[Data extracted from a collection]
┄┄┄┄┄┄┄┄┄┄

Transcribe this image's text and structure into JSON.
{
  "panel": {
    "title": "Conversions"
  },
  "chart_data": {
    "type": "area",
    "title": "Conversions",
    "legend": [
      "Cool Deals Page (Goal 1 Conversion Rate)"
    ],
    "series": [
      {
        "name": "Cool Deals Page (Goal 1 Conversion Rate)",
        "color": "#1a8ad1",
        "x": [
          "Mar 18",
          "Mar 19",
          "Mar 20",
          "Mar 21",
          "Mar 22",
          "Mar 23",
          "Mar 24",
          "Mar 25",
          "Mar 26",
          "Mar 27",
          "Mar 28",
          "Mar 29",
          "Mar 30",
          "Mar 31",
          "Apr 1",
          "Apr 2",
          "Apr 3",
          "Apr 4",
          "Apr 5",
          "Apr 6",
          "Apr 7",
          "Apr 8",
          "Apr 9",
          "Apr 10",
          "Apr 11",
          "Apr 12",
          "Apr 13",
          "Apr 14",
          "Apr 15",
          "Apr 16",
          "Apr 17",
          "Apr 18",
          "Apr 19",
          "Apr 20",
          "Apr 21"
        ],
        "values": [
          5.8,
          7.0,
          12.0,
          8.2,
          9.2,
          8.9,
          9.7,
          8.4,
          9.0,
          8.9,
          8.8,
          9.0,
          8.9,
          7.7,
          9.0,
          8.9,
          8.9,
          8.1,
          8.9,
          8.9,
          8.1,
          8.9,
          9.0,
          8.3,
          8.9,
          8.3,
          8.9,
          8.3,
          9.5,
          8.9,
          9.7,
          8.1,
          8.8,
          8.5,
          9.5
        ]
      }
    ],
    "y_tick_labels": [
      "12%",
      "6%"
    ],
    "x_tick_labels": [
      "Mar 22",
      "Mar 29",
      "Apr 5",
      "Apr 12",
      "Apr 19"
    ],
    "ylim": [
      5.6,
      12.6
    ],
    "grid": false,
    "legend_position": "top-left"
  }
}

┄┄┄┄┄┄┄┄┄┄

Direction:
Copy every line of the listing where the word "Deals" appears.

Worked answer:
      "Cool Deals Page (Goal 1 Conversion Rate)"
        "name": "Cool Deals Page (Goal 1 Conversion Rate)",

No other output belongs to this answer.